## Problem to solve
Copy character for character every line from the one containing "svg-text:80: 80 <box>345 98 357 110</box>" through the one containing "svg-text:Acetate: Acetate <box>142", including both of those lines. Reproduce nothing else from the items.

==========

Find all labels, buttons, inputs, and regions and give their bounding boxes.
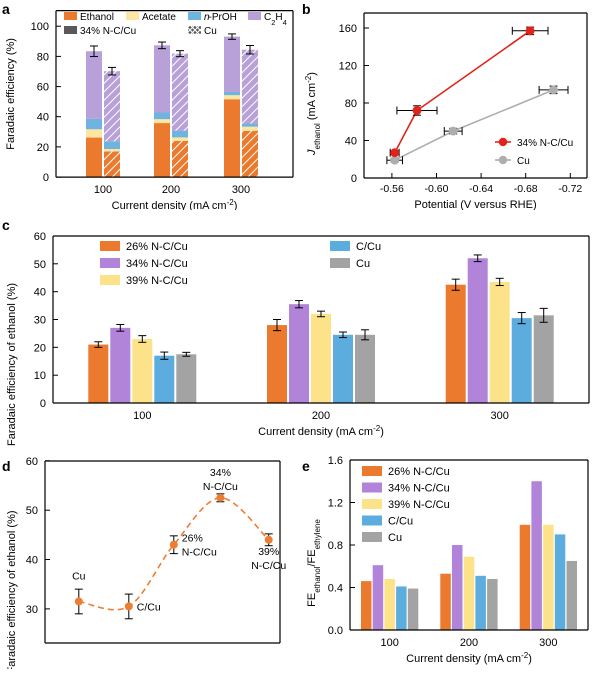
svg-text:80: 80 <box>345 98 357 110</box>
svg-text:Current density (mA cm-2): Current density (mA cm-2) <box>112 198 238 210</box>
svg-text:34% N-C/Cu: 34% N-C/Cu <box>388 483 450 495</box>
svg-text:-0.72: -0.72 <box>558 183 582 195</box>
svg-text:Acetate: Acetate <box>142 12 176 23</box>
svg-text:26% N-C/Cu: 26% N-C/Cu <box>388 466 450 478</box>
svg-text:100: 100 <box>381 637 399 649</box>
svg-text:120: 120 <box>339 61 357 73</box>
svg-text:Cu: Cu <box>204 26 217 37</box>
svg-text:40: 40 <box>37 112 49 124</box>
svg-text:0: 0 <box>43 172 49 184</box>
svg-text:N-C/Cu: N-C/Cu <box>251 560 286 572</box>
svg-text:100: 100 <box>133 410 151 422</box>
svg-text:-0.60: -0.60 <box>425 183 449 195</box>
svg-text:34%: 34% <box>210 467 231 479</box>
svg-text:100: 100 <box>94 184 112 196</box>
svg-text:N-C/Cu: N-C/Cu <box>182 547 217 559</box>
svg-text:200: 200 <box>312 410 330 422</box>
svg-text:-0.64: -0.64 <box>469 183 493 195</box>
svg-text:Current density (mA cm-2): Current density (mA cm-2) <box>258 424 384 439</box>
svg-text:30: 30 <box>26 604 38 616</box>
svg-text:Cu: Cu <box>72 571 86 583</box>
svg-text:0.0: 0.0 <box>328 625 343 637</box>
svg-text:10: 10 <box>34 370 46 382</box>
svg-text:39%: 39% <box>258 546 279 558</box>
svg-text:100: 100 <box>31 21 49 33</box>
svg-text:-0.68: -0.68 <box>514 183 538 195</box>
svg-text:26% N-C/Cu: 26% N-C/Cu <box>126 241 188 253</box>
svg-text:34% N-C/Cu: 34% N-C/Cu <box>517 138 573 149</box>
svg-text:1.2: 1.2 <box>328 498 343 510</box>
svg-text:50: 50 <box>34 259 46 271</box>
svg-text:26%: 26% <box>182 533 203 545</box>
svg-text:Faradaic efficiency of ethanol: Faradaic efficiency of ethanol (%) <box>6 510 18 669</box>
svg-text:200: 200 <box>460 637 478 649</box>
svg-text:b: b <box>302 1 311 17</box>
svg-text:Potential (V versus RHE): Potential (V versus RHE) <box>414 199 536 210</box>
svg-text:Current density (mA cm-2): Current density (mA cm-2) <box>406 651 532 666</box>
svg-text:C/Cu: C/Cu <box>137 601 161 613</box>
svg-text:34% N-C/Cu: 34% N-C/Cu <box>126 258 188 270</box>
svg-text:e: e <box>302 458 310 474</box>
svg-text:Faradaic efficiency (%): Faradaic efficiency (%) <box>5 38 17 150</box>
svg-text:200: 200 <box>162 184 180 196</box>
svg-text:300: 300 <box>491 410 509 422</box>
svg-text:60: 60 <box>26 456 38 468</box>
svg-text:34% N-C/Cu: 34% N-C/Cu <box>80 26 136 37</box>
svg-text:39% N-C/Cu: 39% N-C/Cu <box>126 275 188 287</box>
svg-text:0.8: 0.8 <box>328 540 343 552</box>
svg-text:d: d <box>2 458 11 474</box>
svg-text:20: 20 <box>34 342 46 354</box>
svg-text:a: a <box>2 1 10 17</box>
svg-text:80: 80 <box>37 51 49 63</box>
svg-text:40: 40 <box>26 555 38 567</box>
svg-text:300: 300 <box>232 184 250 196</box>
svg-text:50: 50 <box>26 505 38 517</box>
svg-text:0: 0 <box>351 173 357 185</box>
svg-text:40: 40 <box>34 287 46 299</box>
svg-text:Faradaic efficiency of ethanol: Faradaic efficiency of ethanol (%) <box>6 283 18 446</box>
svg-text:C/Cu: C/Cu <box>388 516 413 528</box>
svg-text:0: 0 <box>40 398 46 410</box>
svg-text:300: 300 <box>539 637 557 649</box>
svg-text:39% N-C/Cu: 39% N-C/Cu <box>388 499 450 511</box>
svg-text:Cu: Cu <box>388 532 402 544</box>
svg-text:60: 60 <box>37 82 49 94</box>
svg-text:Ethanol: Ethanol <box>80 12 114 23</box>
svg-text:40: 40 <box>345 136 357 148</box>
svg-text:1.6: 1.6 <box>328 455 343 467</box>
svg-text:0.4: 0.4 <box>328 583 343 595</box>
svg-text:Cu: Cu <box>356 258 370 270</box>
svg-text:60: 60 <box>34 231 46 243</box>
svg-text:N-C/Cu: N-C/Cu <box>203 481 238 493</box>
svg-text:160: 160 <box>339 23 357 35</box>
svg-text:30: 30 <box>34 315 46 327</box>
svg-text:-PrOH: -PrOH <box>209 12 237 23</box>
svg-text:20: 20 <box>37 142 49 154</box>
svg-text:c: c <box>2 217 10 233</box>
svg-text:Cu: Cu <box>517 156 530 167</box>
svg-text:C/Cu: C/Cu <box>356 241 381 253</box>
svg-text:-0.56: -0.56 <box>380 183 404 195</box>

==========

## Reply
svg-text:80: 80 <box>345 98 357 110</box>
svg-text:Current density (mA cm-2): Current density (mA cm-2) <box>112 198 238 210</box>
svg-text:34% N-C/Cu: 34% N-C/Cu <box>388 483 450 495</box>
svg-text:-0.72: -0.72 <box>558 183 582 195</box>
svg-text:Acetate: Acetate <box>142 12 176 23</box>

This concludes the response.